TASK A
Can you rewrite the entries from the first one up to and including the line with "price: 4.20 — [782, 1272, 814, 1290]", substituting "year-gap" for "year-spacer" and leaving everything else the same?

TEXT EXTRACT
========
But now, when I call

java -jar tools-java-1.1.1-jar-with-dependencies.jar Verify temp.xml

I get the following error:

Analysis exception processing SPDX file: Relationships are expected to be in an array for type Relationship

Thus, the tools-java and spdx-java-library Verify methods seem to contradict each other.

This also raises the question of the value of a DESCRIBES relationship when the tag documentDescribes already exists.

goneall commented 1 year ago

@armintaenzertng I was able to duplicates this with a unit test. From trying out various scenarios, it looks like this only occurs in the XML form and only if you add a duplicate document describes through a new relationship rather than adding it to the describes collection.

I'll transfer this to the spdx-java-jackson-store which implements the XML format.

I suspect the issue is related to a de-duplication algorithm to prevent duplicate relationships from being serialized.

Since this is a very unlikely scenario for normal use, I'm not planning on doing much more work on this issue - but feel free to look into it in the code if you feel this is an important issue to resolve. Pull requests are welcome. I'll create a draft PR with the unit test.

goneall commented 1 year ago

This also raises the question of the value of a DESCRIBES relationship when the tag documentDescribes already exists.

There was a discussion on this in the SPDX spec repo and it was decided that the tag/value, JSON, and YAML formats will use the describes tag even though the the relationship already exists. The actual SPDX Model uses relationships for the hasFiles and documentDescribes property implementation. These tags are just added as a convenience for the serialization and desearlization in these formats.
========
SOURCE MATERIAL

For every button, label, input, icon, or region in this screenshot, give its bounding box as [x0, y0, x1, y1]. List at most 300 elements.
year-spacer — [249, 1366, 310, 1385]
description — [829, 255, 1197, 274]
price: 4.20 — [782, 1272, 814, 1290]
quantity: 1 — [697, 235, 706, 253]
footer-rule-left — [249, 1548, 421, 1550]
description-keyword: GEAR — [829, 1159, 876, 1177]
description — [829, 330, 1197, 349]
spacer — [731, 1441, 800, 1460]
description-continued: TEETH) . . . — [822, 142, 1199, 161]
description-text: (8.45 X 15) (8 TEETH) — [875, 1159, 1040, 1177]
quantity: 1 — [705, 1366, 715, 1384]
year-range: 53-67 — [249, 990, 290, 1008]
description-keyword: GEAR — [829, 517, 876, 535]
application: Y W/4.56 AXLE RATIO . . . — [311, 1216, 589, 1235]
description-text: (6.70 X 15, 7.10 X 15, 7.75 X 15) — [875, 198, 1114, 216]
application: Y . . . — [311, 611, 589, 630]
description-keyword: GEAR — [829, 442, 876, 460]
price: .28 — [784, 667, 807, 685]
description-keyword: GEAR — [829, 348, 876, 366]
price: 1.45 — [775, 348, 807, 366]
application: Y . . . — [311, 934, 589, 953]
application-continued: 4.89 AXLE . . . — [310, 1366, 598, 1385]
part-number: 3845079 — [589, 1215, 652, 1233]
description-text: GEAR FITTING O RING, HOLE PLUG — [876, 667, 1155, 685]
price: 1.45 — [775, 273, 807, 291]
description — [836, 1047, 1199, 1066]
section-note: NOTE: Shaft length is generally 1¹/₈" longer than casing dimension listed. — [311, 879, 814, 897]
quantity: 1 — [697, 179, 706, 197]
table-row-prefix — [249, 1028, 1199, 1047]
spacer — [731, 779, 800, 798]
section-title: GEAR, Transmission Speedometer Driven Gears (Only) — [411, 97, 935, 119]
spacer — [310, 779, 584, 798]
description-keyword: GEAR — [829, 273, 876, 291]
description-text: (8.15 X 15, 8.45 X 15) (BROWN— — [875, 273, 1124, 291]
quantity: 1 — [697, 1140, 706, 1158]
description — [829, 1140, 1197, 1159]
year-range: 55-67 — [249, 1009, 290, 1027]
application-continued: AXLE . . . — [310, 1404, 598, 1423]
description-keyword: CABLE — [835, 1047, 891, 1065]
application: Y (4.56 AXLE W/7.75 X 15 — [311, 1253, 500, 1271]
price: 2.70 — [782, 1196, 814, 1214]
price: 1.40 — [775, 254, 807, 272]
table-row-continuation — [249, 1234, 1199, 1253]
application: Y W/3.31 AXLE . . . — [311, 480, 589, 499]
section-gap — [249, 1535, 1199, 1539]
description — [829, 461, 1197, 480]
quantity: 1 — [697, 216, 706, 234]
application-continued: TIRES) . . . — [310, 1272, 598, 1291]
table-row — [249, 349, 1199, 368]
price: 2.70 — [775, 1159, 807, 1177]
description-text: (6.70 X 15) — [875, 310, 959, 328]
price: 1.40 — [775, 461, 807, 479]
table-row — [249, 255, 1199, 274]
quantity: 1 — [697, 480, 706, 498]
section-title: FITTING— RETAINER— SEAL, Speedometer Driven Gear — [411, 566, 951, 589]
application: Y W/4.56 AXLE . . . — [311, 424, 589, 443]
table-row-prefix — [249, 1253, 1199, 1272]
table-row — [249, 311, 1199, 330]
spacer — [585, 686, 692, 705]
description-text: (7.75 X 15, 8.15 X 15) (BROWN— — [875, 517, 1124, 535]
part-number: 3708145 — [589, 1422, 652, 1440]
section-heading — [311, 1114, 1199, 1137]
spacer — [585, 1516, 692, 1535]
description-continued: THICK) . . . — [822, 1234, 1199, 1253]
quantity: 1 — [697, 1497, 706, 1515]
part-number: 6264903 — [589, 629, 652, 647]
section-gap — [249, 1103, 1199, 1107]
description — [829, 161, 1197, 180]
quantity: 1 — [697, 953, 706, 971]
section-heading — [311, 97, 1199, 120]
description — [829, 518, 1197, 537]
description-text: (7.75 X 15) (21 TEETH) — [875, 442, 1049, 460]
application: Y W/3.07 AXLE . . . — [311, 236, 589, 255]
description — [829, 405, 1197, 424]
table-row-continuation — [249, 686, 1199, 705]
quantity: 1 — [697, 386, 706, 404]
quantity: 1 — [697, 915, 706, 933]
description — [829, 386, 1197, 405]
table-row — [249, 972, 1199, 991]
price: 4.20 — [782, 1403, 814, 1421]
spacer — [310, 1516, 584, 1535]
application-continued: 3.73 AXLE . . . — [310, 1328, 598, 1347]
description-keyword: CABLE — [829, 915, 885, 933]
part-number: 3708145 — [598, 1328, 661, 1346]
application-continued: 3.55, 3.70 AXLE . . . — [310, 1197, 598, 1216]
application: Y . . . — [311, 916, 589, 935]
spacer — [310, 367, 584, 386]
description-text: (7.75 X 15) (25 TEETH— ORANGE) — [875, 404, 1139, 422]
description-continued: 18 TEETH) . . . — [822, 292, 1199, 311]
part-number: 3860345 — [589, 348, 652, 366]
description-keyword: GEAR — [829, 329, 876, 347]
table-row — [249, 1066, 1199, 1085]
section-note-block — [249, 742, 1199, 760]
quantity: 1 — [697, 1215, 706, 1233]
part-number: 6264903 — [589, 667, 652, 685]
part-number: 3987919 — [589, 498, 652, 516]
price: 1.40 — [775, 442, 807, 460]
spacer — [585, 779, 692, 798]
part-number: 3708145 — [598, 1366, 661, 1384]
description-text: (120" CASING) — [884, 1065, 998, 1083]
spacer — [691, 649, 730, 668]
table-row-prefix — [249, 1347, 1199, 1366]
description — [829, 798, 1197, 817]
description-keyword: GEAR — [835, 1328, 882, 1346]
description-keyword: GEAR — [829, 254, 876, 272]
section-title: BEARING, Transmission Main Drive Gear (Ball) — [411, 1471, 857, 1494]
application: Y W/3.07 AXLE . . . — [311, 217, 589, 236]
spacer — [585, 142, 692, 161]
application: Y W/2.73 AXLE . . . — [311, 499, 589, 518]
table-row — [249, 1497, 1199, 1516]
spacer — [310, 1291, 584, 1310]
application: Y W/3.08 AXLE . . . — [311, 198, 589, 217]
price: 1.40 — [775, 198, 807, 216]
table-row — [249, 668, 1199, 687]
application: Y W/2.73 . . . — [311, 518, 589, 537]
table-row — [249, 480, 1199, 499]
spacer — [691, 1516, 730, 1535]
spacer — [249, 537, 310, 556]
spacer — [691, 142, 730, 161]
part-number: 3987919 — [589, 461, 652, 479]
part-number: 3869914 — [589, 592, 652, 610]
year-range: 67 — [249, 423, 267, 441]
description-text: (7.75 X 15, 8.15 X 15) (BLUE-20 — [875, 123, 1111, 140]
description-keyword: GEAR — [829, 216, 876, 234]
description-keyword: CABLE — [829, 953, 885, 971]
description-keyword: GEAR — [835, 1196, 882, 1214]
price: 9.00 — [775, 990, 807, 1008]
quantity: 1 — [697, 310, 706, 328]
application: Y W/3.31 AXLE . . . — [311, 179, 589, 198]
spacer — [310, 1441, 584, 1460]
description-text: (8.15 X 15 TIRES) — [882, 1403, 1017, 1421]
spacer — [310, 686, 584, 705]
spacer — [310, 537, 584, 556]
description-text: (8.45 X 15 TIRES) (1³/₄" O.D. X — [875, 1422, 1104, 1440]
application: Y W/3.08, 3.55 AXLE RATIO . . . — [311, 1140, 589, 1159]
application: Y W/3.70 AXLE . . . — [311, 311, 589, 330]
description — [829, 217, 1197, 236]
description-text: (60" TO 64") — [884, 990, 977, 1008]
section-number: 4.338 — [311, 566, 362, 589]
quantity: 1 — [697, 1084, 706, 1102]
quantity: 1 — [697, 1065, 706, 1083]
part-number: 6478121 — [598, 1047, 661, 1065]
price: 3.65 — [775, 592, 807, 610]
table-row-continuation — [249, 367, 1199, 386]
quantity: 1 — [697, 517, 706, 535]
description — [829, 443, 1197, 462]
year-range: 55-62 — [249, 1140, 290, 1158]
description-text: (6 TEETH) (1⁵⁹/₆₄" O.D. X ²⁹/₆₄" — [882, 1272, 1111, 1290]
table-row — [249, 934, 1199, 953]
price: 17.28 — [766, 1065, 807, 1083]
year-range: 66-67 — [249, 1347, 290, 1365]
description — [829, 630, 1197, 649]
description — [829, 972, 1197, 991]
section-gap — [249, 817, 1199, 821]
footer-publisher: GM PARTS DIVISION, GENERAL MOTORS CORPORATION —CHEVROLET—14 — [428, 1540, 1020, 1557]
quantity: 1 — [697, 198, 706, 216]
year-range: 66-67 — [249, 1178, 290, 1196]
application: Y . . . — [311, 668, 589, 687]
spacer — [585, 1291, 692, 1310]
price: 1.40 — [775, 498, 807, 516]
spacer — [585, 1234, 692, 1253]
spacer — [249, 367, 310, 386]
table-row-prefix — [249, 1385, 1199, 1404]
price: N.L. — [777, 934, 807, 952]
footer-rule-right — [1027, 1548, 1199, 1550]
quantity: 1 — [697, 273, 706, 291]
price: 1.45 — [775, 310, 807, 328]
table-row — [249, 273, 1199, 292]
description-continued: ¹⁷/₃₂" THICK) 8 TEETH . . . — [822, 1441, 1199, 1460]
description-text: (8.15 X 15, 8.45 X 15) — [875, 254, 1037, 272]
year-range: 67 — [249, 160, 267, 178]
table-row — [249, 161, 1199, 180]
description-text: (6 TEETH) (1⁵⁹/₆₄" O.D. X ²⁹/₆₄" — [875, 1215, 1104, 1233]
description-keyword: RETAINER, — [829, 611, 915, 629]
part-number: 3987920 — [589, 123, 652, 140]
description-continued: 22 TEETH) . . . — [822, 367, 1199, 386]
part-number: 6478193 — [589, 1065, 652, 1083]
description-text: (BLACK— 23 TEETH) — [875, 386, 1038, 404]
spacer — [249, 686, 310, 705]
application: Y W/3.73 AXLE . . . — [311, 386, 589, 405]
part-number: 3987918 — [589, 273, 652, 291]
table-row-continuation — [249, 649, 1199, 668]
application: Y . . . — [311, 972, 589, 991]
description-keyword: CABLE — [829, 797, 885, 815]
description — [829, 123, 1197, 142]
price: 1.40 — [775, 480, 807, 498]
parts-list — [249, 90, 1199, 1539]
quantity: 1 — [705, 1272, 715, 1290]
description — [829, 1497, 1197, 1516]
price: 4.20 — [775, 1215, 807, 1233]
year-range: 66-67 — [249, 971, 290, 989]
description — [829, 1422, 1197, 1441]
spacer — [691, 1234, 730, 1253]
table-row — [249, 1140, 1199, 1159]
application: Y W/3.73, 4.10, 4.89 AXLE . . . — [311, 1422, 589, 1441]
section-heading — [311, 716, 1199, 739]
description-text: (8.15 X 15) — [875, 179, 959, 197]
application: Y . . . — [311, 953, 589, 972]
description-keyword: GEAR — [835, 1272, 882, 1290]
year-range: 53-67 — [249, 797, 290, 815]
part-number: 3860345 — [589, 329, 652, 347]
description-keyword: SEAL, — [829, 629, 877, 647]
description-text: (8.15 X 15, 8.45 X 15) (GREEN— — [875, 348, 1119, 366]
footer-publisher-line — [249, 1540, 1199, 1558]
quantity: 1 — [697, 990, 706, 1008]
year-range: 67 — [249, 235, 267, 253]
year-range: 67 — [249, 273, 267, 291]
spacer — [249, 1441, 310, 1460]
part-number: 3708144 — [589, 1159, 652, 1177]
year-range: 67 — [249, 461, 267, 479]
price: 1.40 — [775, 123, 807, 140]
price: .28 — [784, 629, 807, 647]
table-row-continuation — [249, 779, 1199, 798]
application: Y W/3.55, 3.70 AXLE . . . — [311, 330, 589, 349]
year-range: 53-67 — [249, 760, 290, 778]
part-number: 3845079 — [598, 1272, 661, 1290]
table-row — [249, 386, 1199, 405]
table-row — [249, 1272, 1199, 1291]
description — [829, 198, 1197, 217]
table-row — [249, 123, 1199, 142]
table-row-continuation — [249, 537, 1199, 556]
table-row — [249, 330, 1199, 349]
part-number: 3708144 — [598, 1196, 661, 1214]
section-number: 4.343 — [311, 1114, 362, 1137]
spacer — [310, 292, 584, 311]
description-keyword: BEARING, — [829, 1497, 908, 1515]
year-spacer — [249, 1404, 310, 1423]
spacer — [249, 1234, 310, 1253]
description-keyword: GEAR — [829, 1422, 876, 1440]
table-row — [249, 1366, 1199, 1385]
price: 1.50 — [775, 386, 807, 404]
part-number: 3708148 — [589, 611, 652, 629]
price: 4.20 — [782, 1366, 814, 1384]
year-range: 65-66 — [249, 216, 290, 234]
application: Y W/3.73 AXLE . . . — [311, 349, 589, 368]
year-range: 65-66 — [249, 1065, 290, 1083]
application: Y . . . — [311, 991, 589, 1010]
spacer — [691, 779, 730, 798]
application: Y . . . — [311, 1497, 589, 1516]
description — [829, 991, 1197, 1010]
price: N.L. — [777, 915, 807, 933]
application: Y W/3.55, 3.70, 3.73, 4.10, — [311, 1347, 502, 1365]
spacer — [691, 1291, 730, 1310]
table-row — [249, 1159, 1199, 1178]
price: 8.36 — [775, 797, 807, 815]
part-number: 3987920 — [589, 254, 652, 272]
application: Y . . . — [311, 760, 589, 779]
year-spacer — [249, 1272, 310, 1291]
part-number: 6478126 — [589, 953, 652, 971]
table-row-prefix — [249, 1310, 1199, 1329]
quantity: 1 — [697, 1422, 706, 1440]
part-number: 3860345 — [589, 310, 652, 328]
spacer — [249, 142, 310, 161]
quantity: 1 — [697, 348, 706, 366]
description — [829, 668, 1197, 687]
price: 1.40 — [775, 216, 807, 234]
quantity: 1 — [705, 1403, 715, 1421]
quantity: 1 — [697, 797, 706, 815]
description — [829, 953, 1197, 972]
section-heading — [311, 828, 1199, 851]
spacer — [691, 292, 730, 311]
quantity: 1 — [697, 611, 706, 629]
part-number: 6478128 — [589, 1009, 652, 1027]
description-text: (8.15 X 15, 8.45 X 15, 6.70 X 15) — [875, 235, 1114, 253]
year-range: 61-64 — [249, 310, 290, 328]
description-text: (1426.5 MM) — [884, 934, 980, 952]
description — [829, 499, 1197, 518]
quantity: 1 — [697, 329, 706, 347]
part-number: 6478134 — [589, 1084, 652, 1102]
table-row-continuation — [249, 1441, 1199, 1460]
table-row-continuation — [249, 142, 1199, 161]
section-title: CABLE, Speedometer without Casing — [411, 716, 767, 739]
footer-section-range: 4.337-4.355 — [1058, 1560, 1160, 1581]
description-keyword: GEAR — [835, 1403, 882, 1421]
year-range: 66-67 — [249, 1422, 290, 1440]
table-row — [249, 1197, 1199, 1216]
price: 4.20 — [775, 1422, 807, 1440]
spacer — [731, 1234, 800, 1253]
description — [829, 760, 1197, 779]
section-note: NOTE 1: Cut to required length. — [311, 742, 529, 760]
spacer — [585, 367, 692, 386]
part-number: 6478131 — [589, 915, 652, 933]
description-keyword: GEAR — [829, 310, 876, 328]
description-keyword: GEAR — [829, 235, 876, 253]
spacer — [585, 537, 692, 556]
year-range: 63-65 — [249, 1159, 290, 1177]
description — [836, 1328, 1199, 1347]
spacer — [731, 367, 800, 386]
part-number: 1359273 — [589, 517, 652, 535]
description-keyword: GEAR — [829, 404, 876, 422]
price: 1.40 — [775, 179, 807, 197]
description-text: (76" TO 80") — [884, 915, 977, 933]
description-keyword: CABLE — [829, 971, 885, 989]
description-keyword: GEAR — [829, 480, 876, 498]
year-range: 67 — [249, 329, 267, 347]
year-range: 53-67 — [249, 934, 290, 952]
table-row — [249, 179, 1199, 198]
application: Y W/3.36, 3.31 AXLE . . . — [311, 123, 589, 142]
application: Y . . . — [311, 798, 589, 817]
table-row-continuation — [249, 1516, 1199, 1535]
========
TASK B
Could you copy the whole SPDX Verify discussion above word for word?

WRITTEN ANSWER A
For every button, label, input, icon, or region in this screenshot, give its bounding box as [x0, y0, x1, y1]. List at most 300 elements.
year-gap — [249, 1366, 310, 1385]
description — [829, 255, 1197, 274]
price: 4.20 — [782, 1272, 814, 1290]

WRITTEN ANSWER B
But now, when I call

java -jar tools-java-1.1.1-jar-with-dependencies.jar Verify temp.xml

I get the following error:

Analysis exception processing SPDX file: Relationships are expected to be in an array for type Relationship

Thus, the tools-java and spdx-java-library Verify methods seem to contradict each other.

This also raises the question of the value of a DESCRIBES relationship when the tag documentDescribes already exists.

goneall commented 1 year ago

@armintaenzertng I was able to duplicates this with a unit test. From trying out various scenarios, it looks like this only occurs in the XML form and only if you add a duplicate document describes through a new relationship rather than adding it to the describes collection.

I'll transfer this to the spdx-java-jackson-store which implements the XML format.

I suspect the issue is related to a de-duplication algorithm to prevent duplicate relationships from being serialized.

Since this is a very unlikely scenario for normal use, I'm not planning on doing much more work on this issue - but feel free to look into it in the code if you feel this is an important issue to resolve. Pull requests are welcome. I'll create a draft PR with the unit test.

goneall commented 1 year ago

This also raises the question of the value of a DESCRIBES relationship when the tag documentDescribes already exists.

There was a discussion on this in the SPDX spec repo and it was decided that the tag/value, JSON, and YAML formats will use the describes tag even though the the relationship already exists. The actual SPDX Model uses relationships for the hasFiles and documentDescribes property implementation. These tags are just added as a convenience for the serialization and desearlization in these formats.